▸ Task
Transcribe the records below exactly as they appear, omitting any pictures.

▸ Data to use
++++++++++
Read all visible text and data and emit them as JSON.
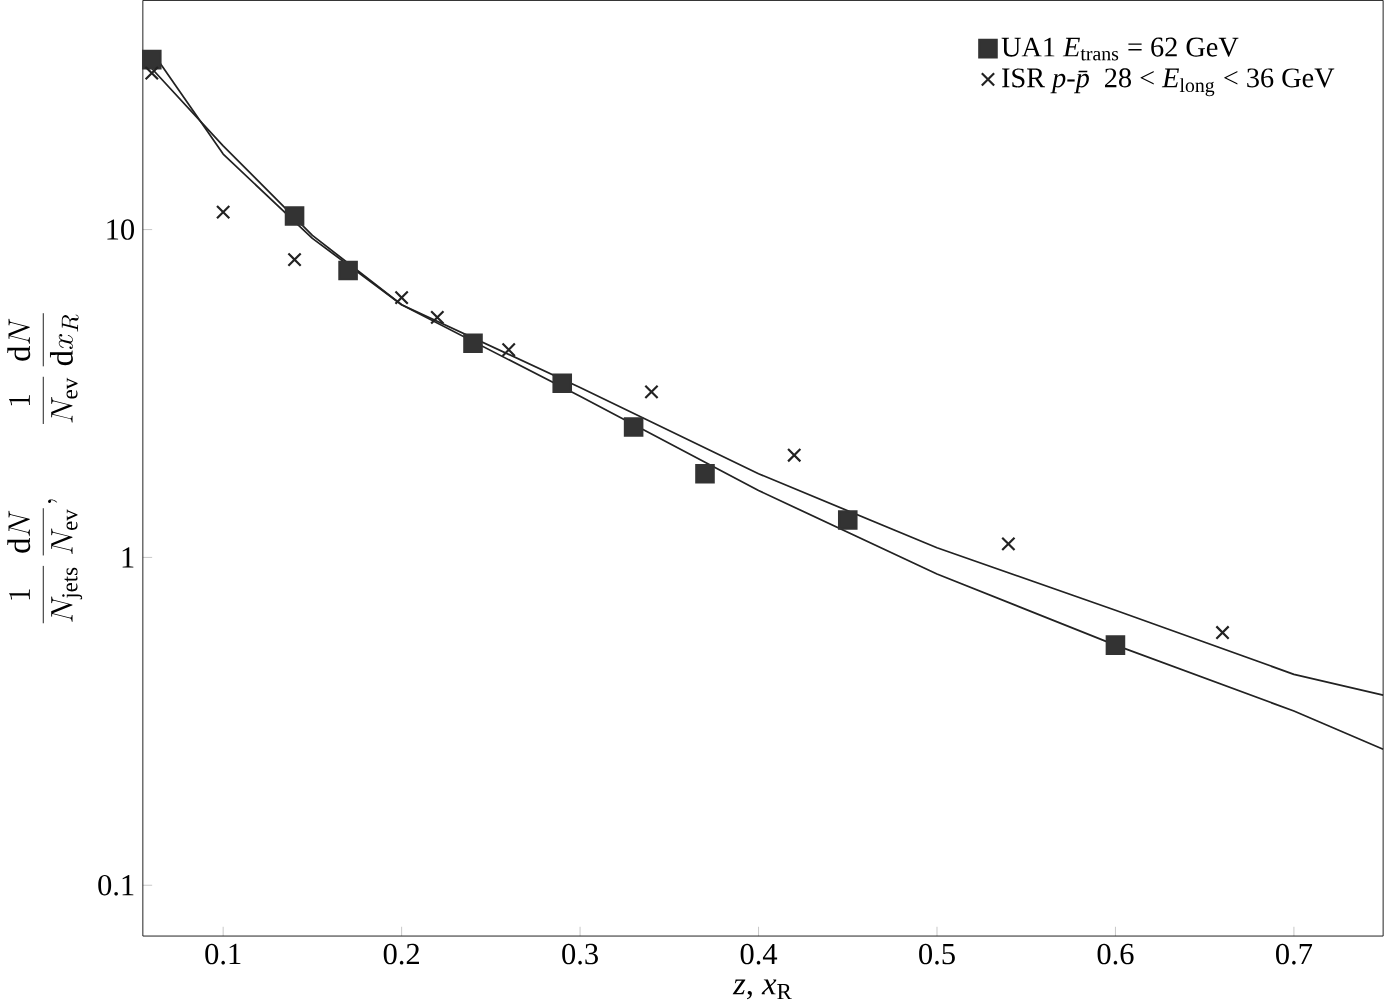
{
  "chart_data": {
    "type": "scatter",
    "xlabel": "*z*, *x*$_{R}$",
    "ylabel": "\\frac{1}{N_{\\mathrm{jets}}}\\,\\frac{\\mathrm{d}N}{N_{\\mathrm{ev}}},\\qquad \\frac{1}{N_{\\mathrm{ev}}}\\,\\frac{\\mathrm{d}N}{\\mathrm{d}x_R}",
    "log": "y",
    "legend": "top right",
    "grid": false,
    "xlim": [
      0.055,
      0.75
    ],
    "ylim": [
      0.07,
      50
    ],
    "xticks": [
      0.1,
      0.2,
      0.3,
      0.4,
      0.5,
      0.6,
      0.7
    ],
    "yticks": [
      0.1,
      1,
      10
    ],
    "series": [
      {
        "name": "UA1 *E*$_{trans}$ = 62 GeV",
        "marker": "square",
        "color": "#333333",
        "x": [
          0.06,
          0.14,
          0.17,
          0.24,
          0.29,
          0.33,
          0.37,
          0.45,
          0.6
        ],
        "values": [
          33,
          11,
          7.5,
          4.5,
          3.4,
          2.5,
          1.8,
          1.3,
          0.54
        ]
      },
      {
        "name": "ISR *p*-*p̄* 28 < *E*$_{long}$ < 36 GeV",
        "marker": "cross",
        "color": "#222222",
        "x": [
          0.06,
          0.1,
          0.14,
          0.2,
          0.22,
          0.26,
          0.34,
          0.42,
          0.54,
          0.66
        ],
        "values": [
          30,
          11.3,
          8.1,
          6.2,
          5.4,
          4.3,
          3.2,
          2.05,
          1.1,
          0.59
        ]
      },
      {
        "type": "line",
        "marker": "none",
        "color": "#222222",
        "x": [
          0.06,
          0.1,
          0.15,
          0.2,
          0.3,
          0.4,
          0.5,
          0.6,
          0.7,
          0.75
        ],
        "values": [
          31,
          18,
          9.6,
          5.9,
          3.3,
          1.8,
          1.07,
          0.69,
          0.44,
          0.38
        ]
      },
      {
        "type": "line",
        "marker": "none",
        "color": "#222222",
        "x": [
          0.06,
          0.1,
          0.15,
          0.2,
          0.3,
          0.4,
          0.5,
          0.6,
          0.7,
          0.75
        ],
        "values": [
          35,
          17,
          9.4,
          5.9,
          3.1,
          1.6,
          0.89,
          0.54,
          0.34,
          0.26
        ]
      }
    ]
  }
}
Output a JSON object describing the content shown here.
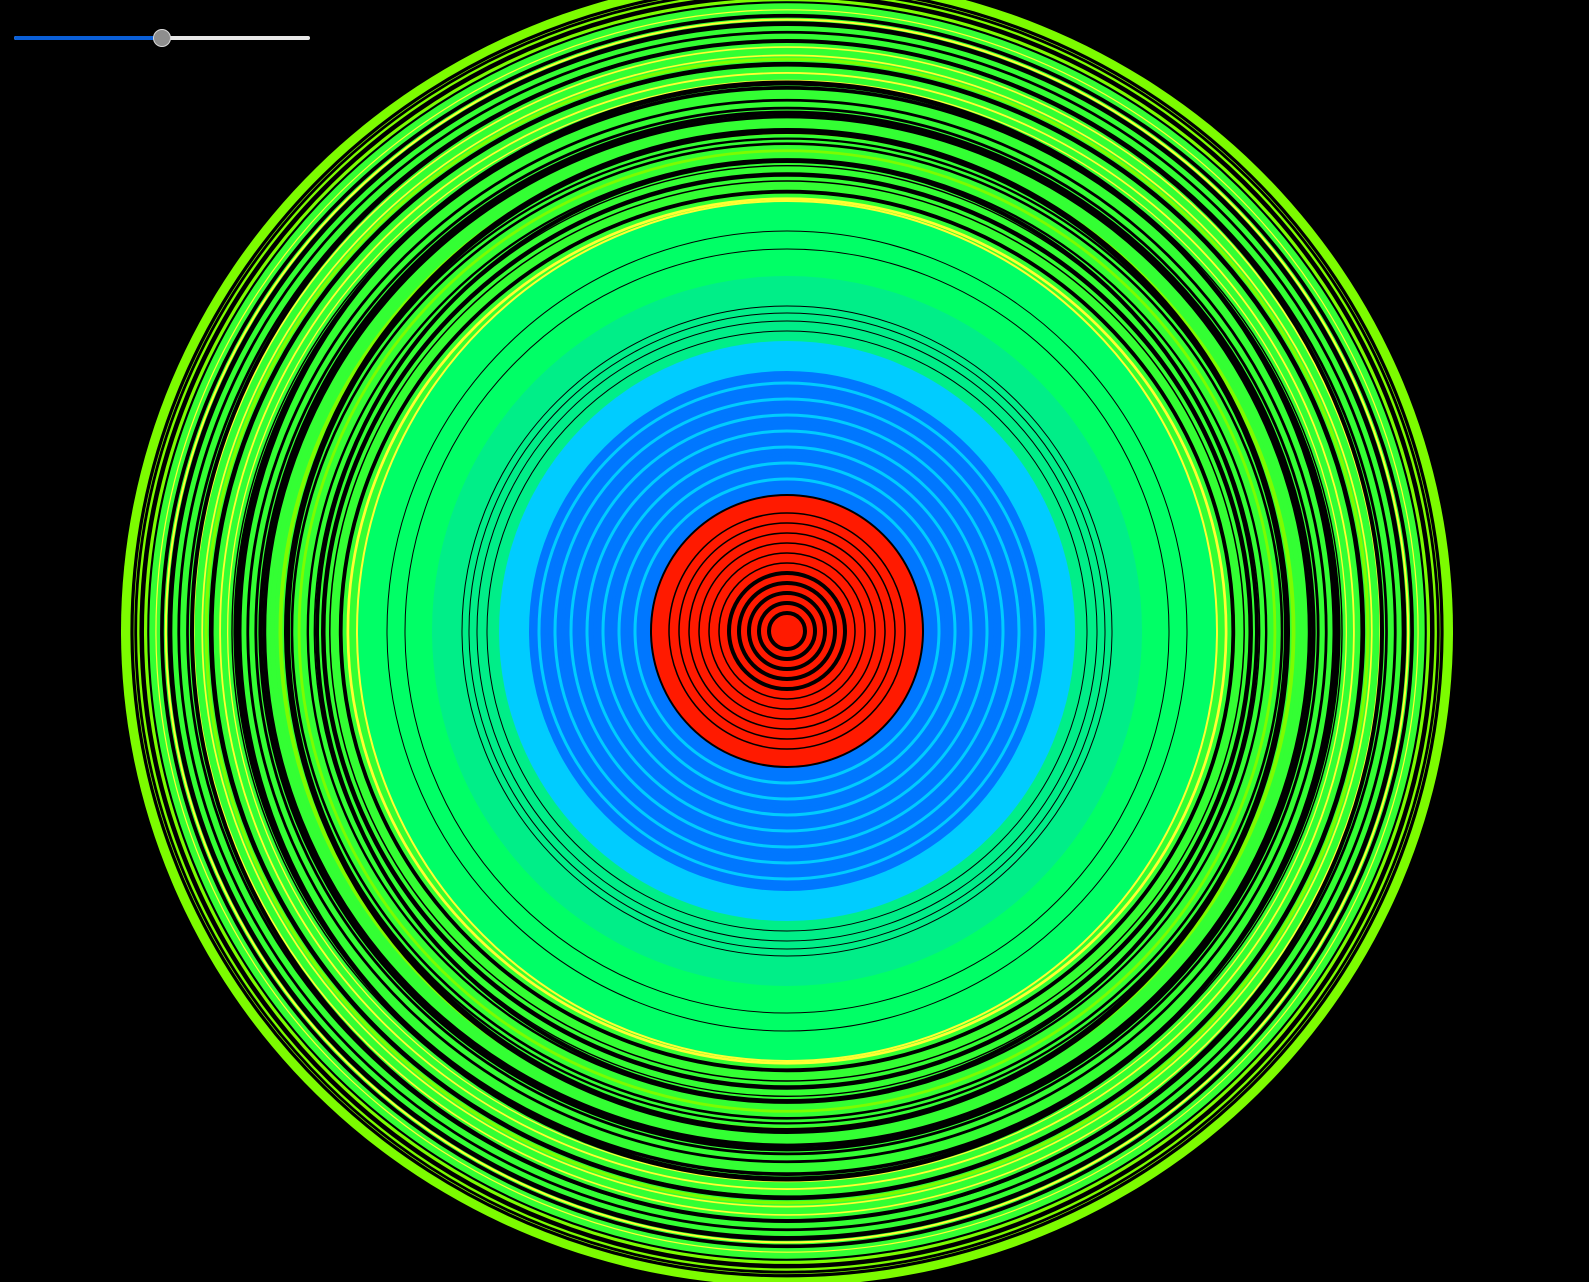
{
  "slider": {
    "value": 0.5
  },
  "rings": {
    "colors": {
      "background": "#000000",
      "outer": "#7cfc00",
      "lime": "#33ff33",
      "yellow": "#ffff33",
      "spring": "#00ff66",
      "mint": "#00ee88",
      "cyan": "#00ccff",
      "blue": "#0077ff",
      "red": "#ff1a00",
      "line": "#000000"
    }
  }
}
++++++++++
▸ Exercise solution
Read all visible text and data and emit them as JSON.
{
  "chart_data": {
    "type": "scatter",
    "xlabel": "*z*, *x*$_{R}$",
    "ylabel": "\\frac{1}{N_{\\mathrm{jets}}}\\,\\frac{\\mathrm{d}N}{N_{\\mathrm{ev}}},\\qquad \\frac{1}{N_{\\mathrm{ev}}}\\,\\frac{\\mathrm{d}N}{\\mathrm{d}x_R}",
    "log": "y",
    "legend": "top right",
    "grid": false,
    "xlim": [
      0.055,
      0.75
    ],
    "ylim": [
      0.07,
      50
    ],
    "xticks": [
      0.1,
      0.2,
      0.3,
      0.4,
      0.5,
      0.6,
      0.7
    ],
    "yticks": [
      0.1,
      1,
      10
    ],
    "series": [
      {
        "name": "UA1 *E*$_{trans}$ = 62 GeV",
        "marker": "square",
        "color": "#333333",
        "x": [
          0.06,
          0.14,
          0.17,
          0.24,
          0.29,
          0.33,
          0.37,
          0.45,
          0.6
        ],
        "values": [
          33,
          11,
          7.5,
          4.5,
          3.4,
          2.5,
          1.8,
          1.3,
          0.54
        ]
      },
      {
        "name": "ISR *p*-*p̄* 28 < *E*$_{long}$ < 36 GeV",
        "marker": "cross",
        "color": "#222222",
        "x": [
          0.06,
          0.1,
          0.14,
          0.2,
          0.22,
          0.26,
          0.34,
          0.42,
          0.54,
          0.66
        ],
        "values": [
          30,
          11.3,
          8.1,
          6.2,
          5.4,
          4.3,
          3.2,
          2.05,
          1.1,
          0.59
        ]
      },
      {
        "type": "line",
        "marker": "none",
        "color": "#222222",
        "x": [
          0.06,
          0.1,
          0.15,
          0.2,
          0.3,
          0.4,
          0.5,
          0.6,
          0.7,
          0.75
        ],
        "values": [
          31,
          18,
          9.6,
          5.9,
          3.3,
          1.8,
          1.07,
          0.69,
          0.44,
          0.38
        ]
      },
      {
        "type": "line",
        "marker": "none",
        "color": "#222222",
        "x": [
          0.06,
          0.1,
          0.15,
          0.2,
          0.3,
          0.4,
          0.5,
          0.6,
          0.7,
          0.75
        ],
        "values": [
          35,
          17,
          9.4,
          5.9,
          3.1,
          1.6,
          0.89,
          0.54,
          0.34,
          0.26
        ]
      }
    ]
  }
}
Output a JSON object describing the content shown here.
{
  "slider": {
    "value": 0.5
  },
  "rings": {
    "colors": {
      "background": "#000000",
      "outer": "#7cfc00",
      "lime": "#33ff33",
      "yellow": "#ffff33",
      "spring": "#00ff66",
      "mint": "#00ee88",
      "cyan": "#00ccff",
      "blue": "#0077ff",
      "red": "#ff1a00",
      "line": "#000000"
    }
  }
}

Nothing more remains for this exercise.